_WHAT THE EXERCISE ASKS_
Please retype the records below exactly, leaving out any pictures.

=== SUPPLIED RECORDS ===

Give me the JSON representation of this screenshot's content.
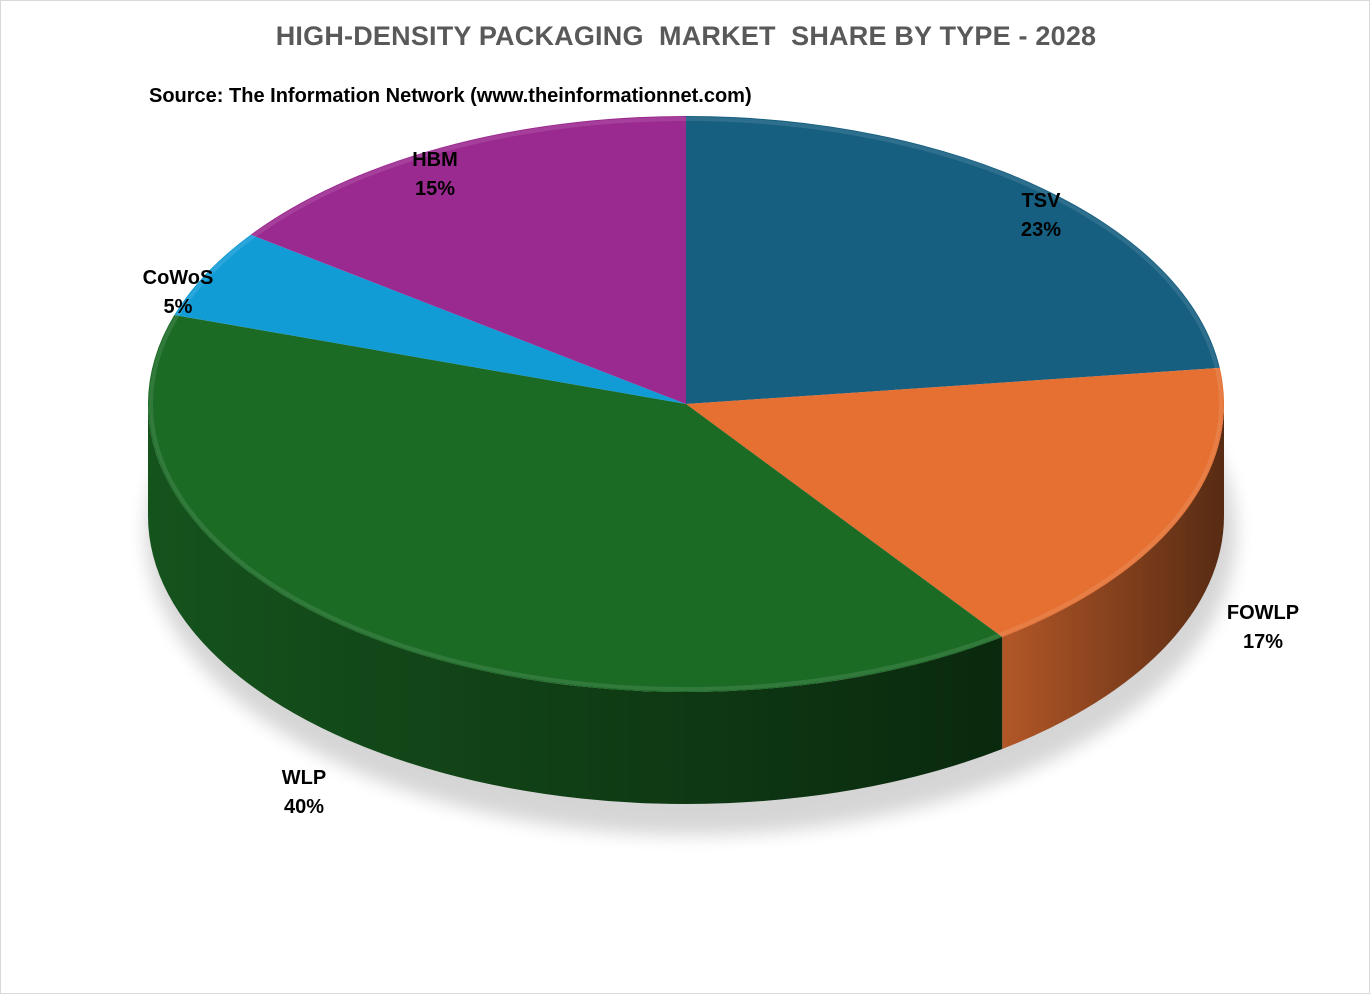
{
  "chart_data": {
    "type": "pie",
    "title": "HIGH-DENSITY PACKAGING  MARKET  SHARE BY TYPE - 2028",
    "subtitle": "Source: The Information Network (www.theinformationnet.com)",
    "slices": [
      {
        "name": "TSV",
        "value": 23,
        "value_label": "23%",
        "color": "#175F80"
      },
      {
        "name": "FOWLP",
        "value": 17,
        "value_label": "17%",
        "color": "#E57032"
      },
      {
        "name": "WLP",
        "value": 40,
        "value_label": "40%",
        "color": "#1B6B25"
      },
      {
        "name": "CoWoS",
        "value": 5,
        "value_label": "5%",
        "color": "#129CD6"
      },
      {
        "name": "HBM",
        "value": 15,
        "value_label": "15%",
        "color": "#9B2A90"
      }
    ],
    "start": "12 o'clock",
    "direction": "clockwise",
    "style": "3d-tilted"
  }
}
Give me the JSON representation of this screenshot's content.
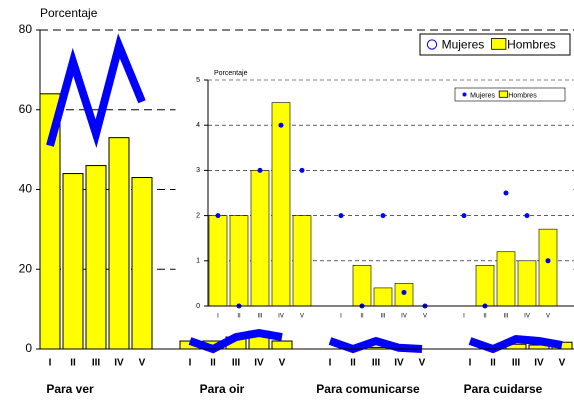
{
  "chart_data": [
    {
      "type": "bar",
      "ylabel": "Porcentaje",
      "ylim": [
        0,
        80
      ],
      "yticks": [
        0,
        20,
        40,
        60,
        80
      ],
      "grid": true,
      "legend": "upper right",
      "groups": [
        "Para ver",
        "Para oir",
        "Para comunicarse",
        "Para cuidarse"
      ],
      "categories": [
        "I",
        "II",
        "III",
        "IV",
        "V",
        "I",
        "II",
        "III",
        "IV",
        "V",
        "I",
        "II",
        "III",
        "IV",
        "V",
        "I",
        "II",
        "III",
        "IV",
        "V"
      ],
      "series": [
        {
          "name": "Mujeres",
          "color": "#0000ff",
          "type": "line",
          "values": [
            51,
            72,
            54,
            76,
            62,
            2,
            0,
            3,
            4,
            3,
            2,
            0,
            2,
            0.3,
            0,
            2,
            0,
            2.5,
            2,
            1
          ]
        },
        {
          "name": "Hombres",
          "color": "#ffff00",
          "type": "bar",
          "values": [
            64,
            44,
            46,
            53,
            43,
            2,
            2,
            3,
            4.5,
            2,
            0,
            0.9,
            0.4,
            0.5,
            0,
            0,
            0.9,
            1.2,
            1,
            1.7
          ]
        }
      ]
    },
    {
      "type": "bar",
      "ylabel": "Porcentaje",
      "ylim": [
        0,
        5
      ],
      "yticks": [
        0,
        1,
        2,
        3,
        4,
        5
      ],
      "grid": true,
      "legend": "upper right",
      "categories": [
        "I",
        "II",
        "III",
        "IV",
        "V",
        "I",
        "II",
        "III",
        "IV",
        "V",
        "I",
        "II",
        "III",
        "IV",
        "V"
      ],
      "series": [
        {
          "name": "Mujeres",
          "color": "#0000ff",
          "type": "scatter",
          "values": [
            2,
            0,
            3,
            4,
            3,
            2,
            0,
            2,
            0.3,
            0,
            2,
            0,
            2.5,
            2,
            1
          ]
        },
        {
          "name": "Hombres",
          "color": "#ffff00",
          "type": "bar",
          "values": [
            2,
            2,
            3,
            4.5,
            2,
            0,
            0.9,
            0.4,
            0.5,
            0,
            0,
            0.9,
            1.2,
            1,
            1.7
          ]
        }
      ]
    }
  ]
}
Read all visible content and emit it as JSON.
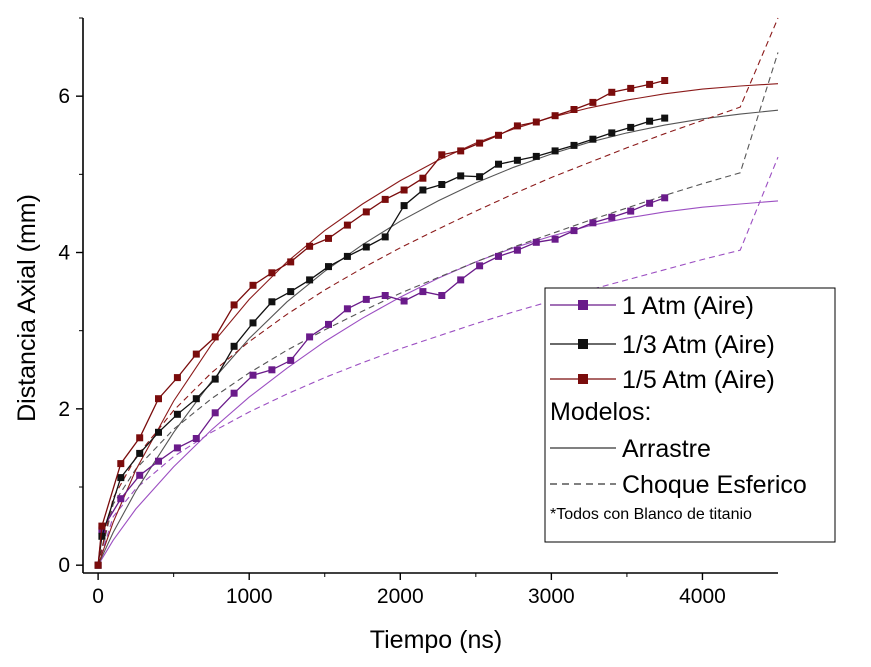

===

_EXPECTED OUTPUT_
Give me the JSON representation of this screenshot's content.
{
  "chart_data": {
    "type": "pie",
    "title": "HIGH-DENSITY PACKAGING  MARKET  SHARE BY TYPE - 2028",
    "subtitle": "Source: The Information Network (www.theinformationnet.com)",
    "slices": [
      {
        "name": "TSV",
        "value": 23,
        "value_label": "23%",
        "color": "#175F80"
      },
      {
        "name": "FOWLP",
        "value": 17,
        "value_label": "17%",
        "color": "#E57032"
      },
      {
        "name": "WLP",
        "value": 40,
        "value_label": "40%",
        "color": "#1B6B25"
      },
      {
        "name": "CoWoS",
        "value": 5,
        "value_label": "5%",
        "color": "#129CD6"
      },
      {
        "name": "HBM",
        "value": 15,
        "value_label": "15%",
        "color": "#9B2A90"
      }
    ],
    "start": "12 o'clock",
    "direction": "clockwise",
    "style": "3d-tilted"
  }
}
Give me the JSON representation of this screenshot's content.
{
  "chart_data": [
    {
      "type": "bar",
      "ylabel": "Porcentaje",
      "ylim": [
        0,
        80
      ],
      "yticks": [
        0,
        20,
        40,
        60,
        80
      ],
      "grid": true,
      "legend": "upper right",
      "groups": [
        "Para ver",
        "Para oir",
        "Para comunicarse",
        "Para cuidarse"
      ],
      "categories": [
        "I",
        "II",
        "III",
        "IV",
        "V",
        "I",
        "II",
        "III",
        "IV",
        "V",
        "I",
        "II",
        "III",
        "IV",
        "V",
        "I",
        "II",
        "III",
        "IV",
        "V"
      ],
      "series": [
        {
          "name": "Mujeres",
          "color": "#0000ff",
          "type": "line",
          "values": [
            51,
            72,
            54,
            76,
            62,
            2,
            0,
            3,
            4,
            3,
            2,
            0,
            2,
            0.3,
            0,
            2,
            0,
            2.5,
            2,
            1
          ]
        },
        {
          "name": "Hombres",
          "color": "#ffff00",
          "type": "bar",
          "values": [
            64,
            44,
            46,
            53,
            43,
            2,
            2,
            3,
            4.5,
            2,
            0,
            0.9,
            0.4,
            0.5,
            0,
            0,
            0.9,
            1.2,
            1,
            1.7
          ]
        }
      ]
    },
    {
      "type": "bar",
      "ylabel": "Porcentaje",
      "ylim": [
        0,
        5
      ],
      "yticks": [
        0,
        1,
        2,
        3,
        4,
        5
      ],
      "grid": true,
      "legend": "upper right",
      "categories": [
        "I",
        "II",
        "III",
        "IV",
        "V",
        "I",
        "II",
        "III",
        "IV",
        "V",
        "I",
        "II",
        "III",
        "IV",
        "V"
      ],
      "series": [
        {
          "name": "Mujeres",
          "color": "#0000ff",
          "type": "scatter",
          "values": [
            2,
            0,
            3,
            4,
            3,
            2,
            0,
            2,
            0.3,
            0,
            2,
            0,
            2.5,
            2,
            1
          ]
        },
        {
          "name": "Hombres",
          "color": "#ffff00",
          "type": "bar",
          "values": [
            2,
            2,
            3,
            4.5,
            2,
            0,
            0.9,
            0.4,
            0.5,
            0,
            0,
            0.9,
            1.2,
            1,
            1.7
          ]
        }
      ]
    }
  ]
}
Read all visible content and emit it as JSON.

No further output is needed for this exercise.